Exercise requirements:
Give the number of lines holding the string "Normal", and nothing else.
━━━━━━━━
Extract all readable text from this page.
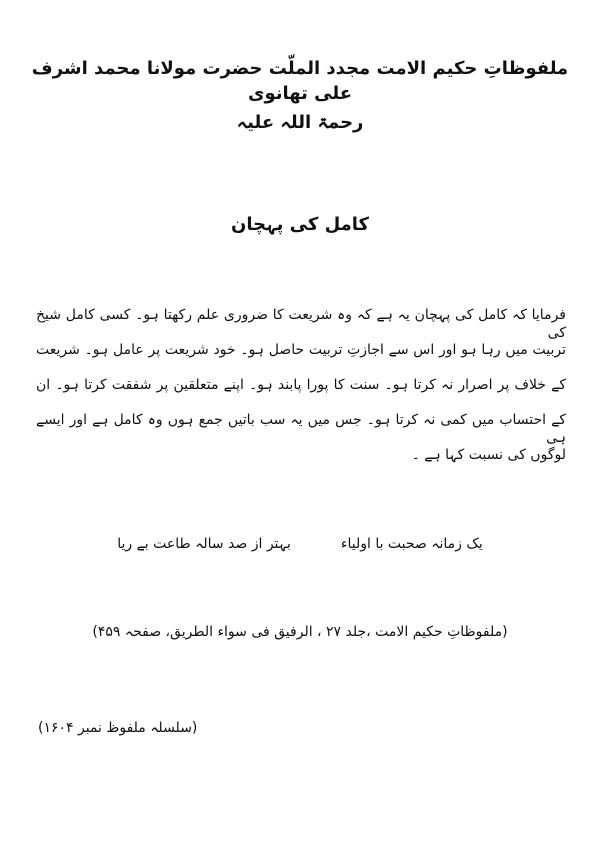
ملفوظاتِ حکیم الامت مجدد الملّت حضرت مولانا محمد اشرف علی تھانوی
رحمۃ اللہ علیہ
کامل کی پہچان
فرمایا کہ کامل کی پہچان یہ ہے کہ وہ شریعت کا ضروری علم رکھتا ہو۔ کسی کامل شیخ کی
تربیت میں رہا ہو اور اس سے اجازتِ تربیت حاصل ہو۔ خود شریعت پر عامل ہو۔ شریعت
کے خلاف پر اصرار نہ کرتا ہو۔ سنت کا پورا پابند ہو۔ اپنے متعلقین پر شفقت کرتا ہو۔ ان
کے احتساب میں کمی نہ کرتا ہو۔ جس میں یہ سب باتیں جمع ہوں وہ کامل ہے اور ایسے ہی
لوگوں کی نسبت کہا ہے ۔
یک زمانہ صحبت با اولیاء
بہتر از صد سالہ طاعت بے ریا
(ملفوظاتِ حکیم الامت ،جلد ۲۷ ، الرفیق فی سواء الطریق، صفحہ ۴۵۹)
(سلسلہ ملفوظ نمبر ۱۶۰۴)
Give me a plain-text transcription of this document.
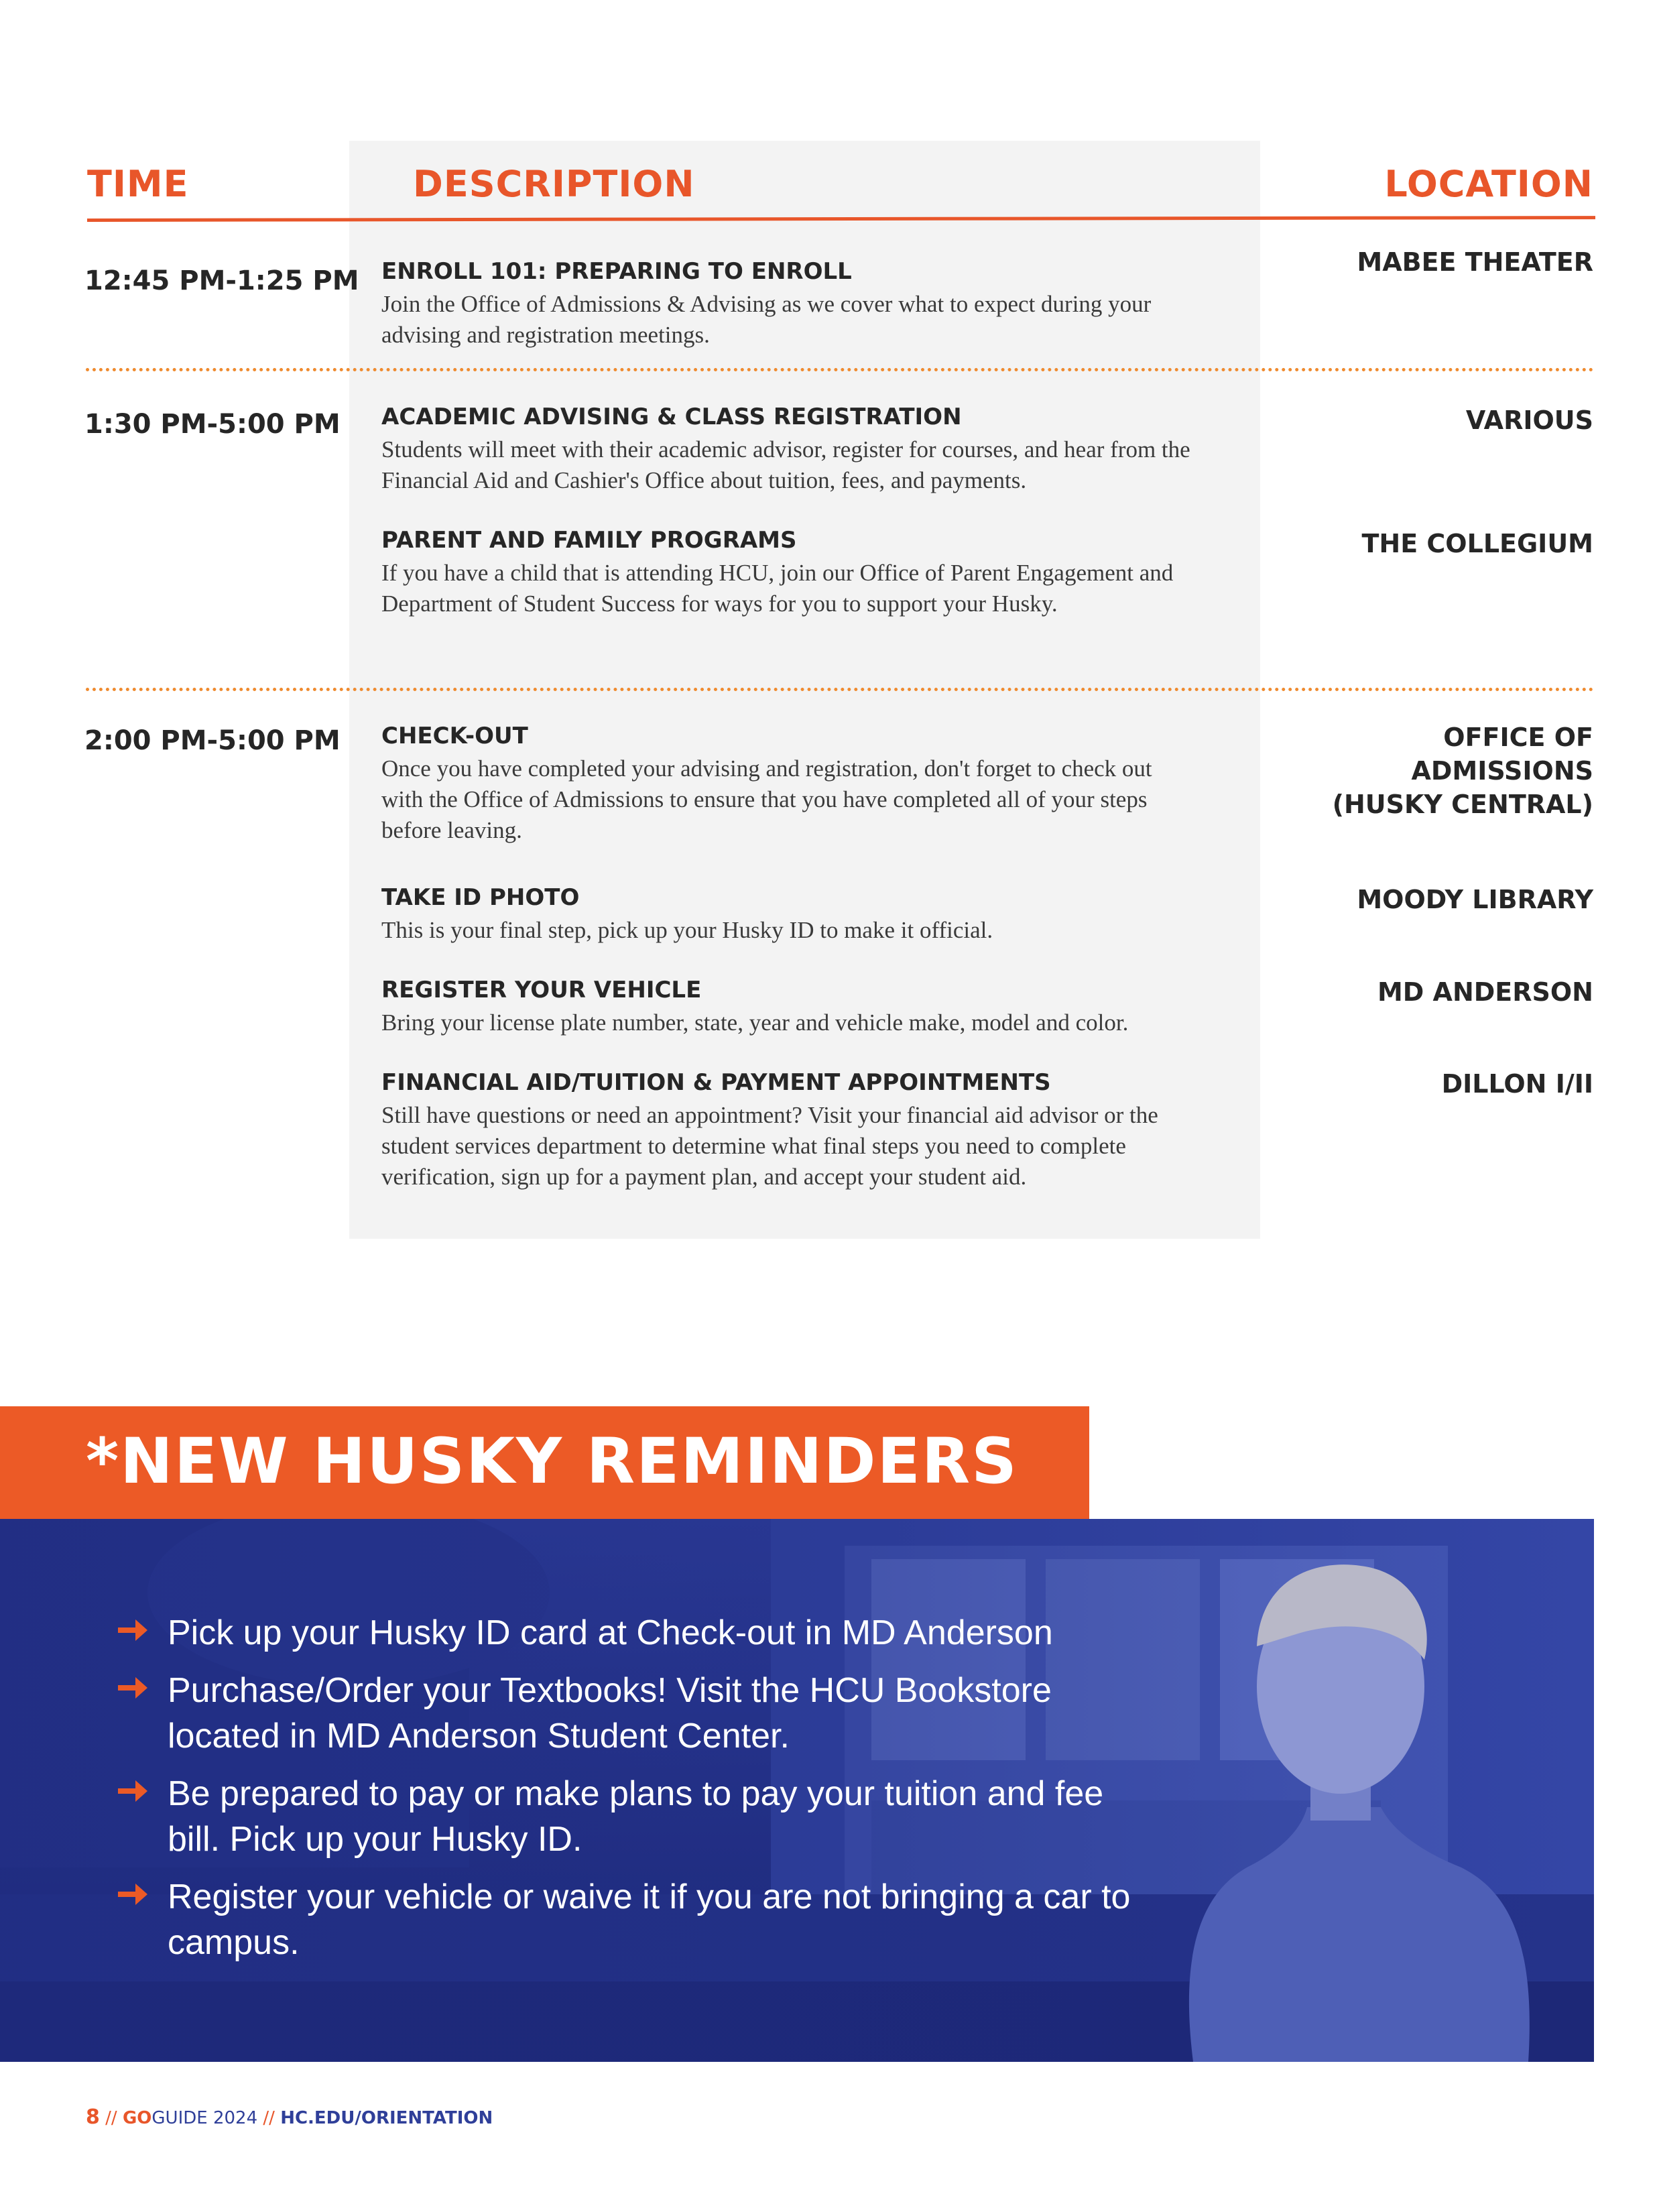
TIME	DESCRIPTION	LOCATION
12:45 PM-1:25 PM ENROLL 101: PREPARING TO ENROLL
Join the Office of Admissions & Advising as we cover what to expect during your advising and registration meetings.
MABEE THEATER
1:30 PM-5:00 PM ACADEMIC ADVISING & CLASS REGISTRATION
Students will meet with their academic advisor, register for courses, and hear from the Financial Aid and Cashier's Office about tuition, fees, and payments.
VARIOUS
PARENT AND FAMILY PROGRAMS
If you have a child that is attending HCU, join our Office of Parent Engagement and Department of Student Success for ways for you to support your Husky.
THE COLLEGIUM
2:00 PM-5:00 PM CHECK-OUT
Once you have completed your advising and registration, don't forget to check out with the Office of Admissions to ensure that you have completed all of your steps before leaving.
OFFICE OF ADMISSIONS (HUSKY CENTRAL)
TAKE ID PHOTO
This is your final step, pick up your Husky ID to make it official.
MOODY LIBRARY
REGISTER YOUR VEHICLE
Bring your license plate number, state, year and vehicle make, model and color.
MD ANDERSON
FINANCIAL AID/TUITION & PAYMENT APPOINTMENTS
Still have questions or need an appointment? Visit your financial aid advisor or the student services department to determine what final steps you need to complete verification, sign up for a payment plan, and accept your student aid.
DILLON I/II
*NEW HUSKY REMINDERS
Pick up your Husky ID card at Check-out in MD Anderson
Purchase/Order your Textbooks! Visit the HCU Bookstore located in MD Anderson Student Center.
Be prepared to pay or make plans to pay your tuition and fee bill. Pick up your Husky ID.
Register your vehicle or waive it if you are not bringing a car to campus.
8 // GOGUIDE 2024 // HC.EDU/ORIENTATION
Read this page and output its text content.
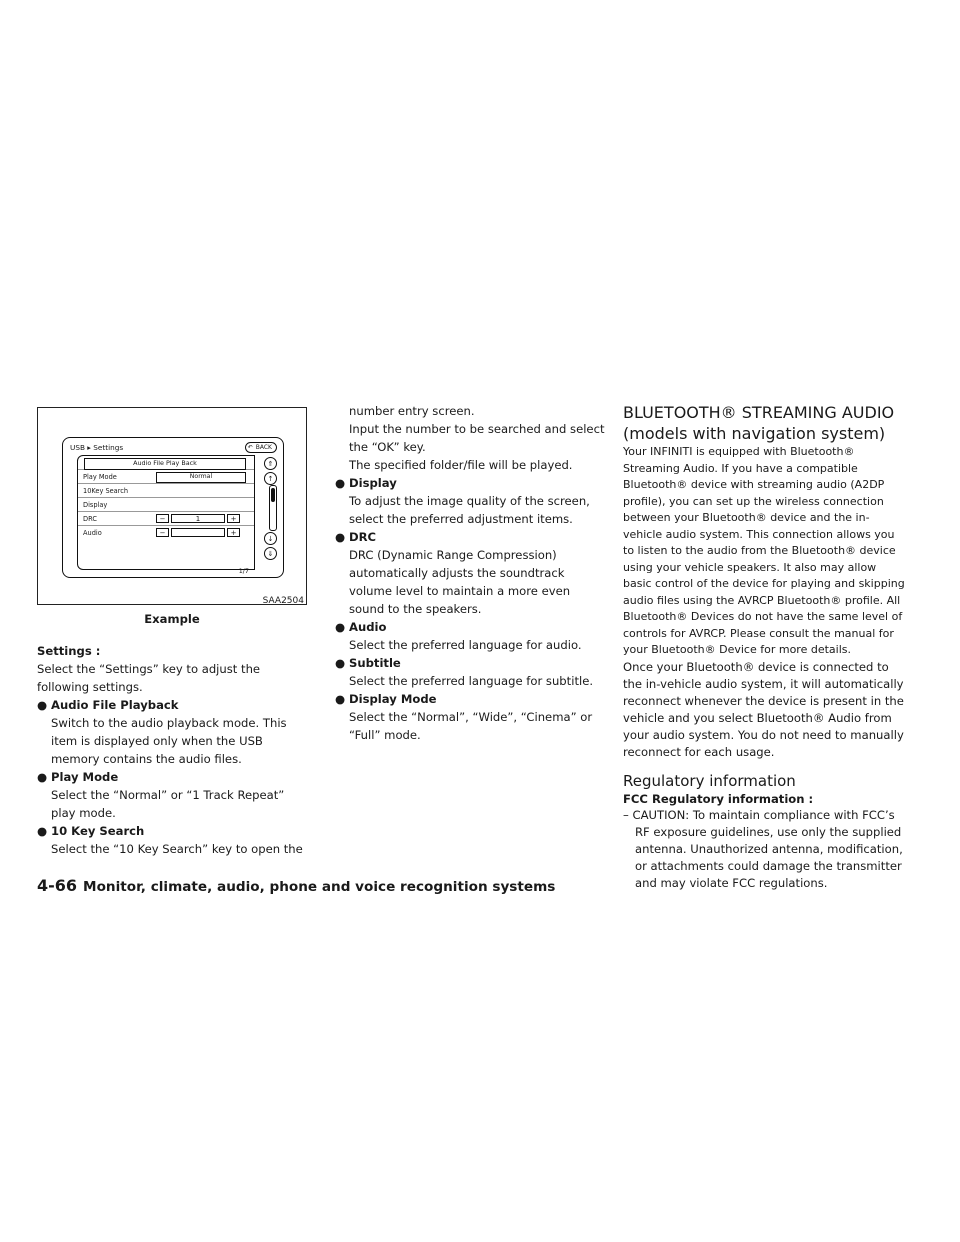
USB ▸ Settings	↶ BACK
Audio File Play Back
Play Mode	Normal
10Key Search
Display
DRC	−	1	+
Audio	−	+
⇑
↑
↓
⇓
1/7
SAA2504
Example

Settings :

Select the “Settings” key to adjust the following settings.

● Audio File Playback

Switch to the audio playback mode. This item is displayed only when the USB memory contains the audio files.

● Play Mode

Select the “Normal” or “1 Track Repeat” play mode.

● 10 Key Search

Select the “10 Key Search” key to open the

number entry screen.

Input the number to be searched and select the “OK” key.

The specified folder/file will be played.

● Display

To adjust the image quality of the screen, select the preferred adjustment items.

● DRC

DRC (Dynamic Range Compression) automatically adjusts the soundtrack volume level to maintain a more even sound to the speakers.

● Audio

Select the preferred language for audio.

● Subtitle

Select the preferred language for subtitle.

● Display Mode

Select the “Normal”, “Wide”, “Cinema” or “Full” mode.

BLUETOOTH® STREAMING AUDIO (models with navigation system)

Your INFINITI is equipped with Bluetooth® Streaming Audio. If you have a compatible Bluetooth® device with streaming audio (A2DP profile), you can set up the wireless connection between your Bluetooth® device and the in-vehicle audio system. This connection allows you to listen to the audio from the Bluetooth® device using your vehicle speakers. It also may allow basic control of the device for playing and skipping audio files using the AVRCP Bluetooth® profile. All Bluetooth® Devices do not have the same level of controls for AVRCP. Please consult the manual for your Bluetooth® Device for more details.

Once your Bluetooth® device is connected to the in-vehicle audio system, it will automatically reconnect whenever the device is present in the vehicle and you select Bluetooth® Audio from your audio system. You do not need to manually reconnect for each usage.

Regulatory information

FCC Regulatory information :

– CAUTION: To maintain compliance with FCC’s RF exposure guidelines, use only the supplied antenna. Unauthorized antenna, modification, or attachments could damage the transmitter and may violate FCC regulations.

4-66 Monitor, climate, audio, phone and voice recognition systems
━━━━━━━━
Response:
3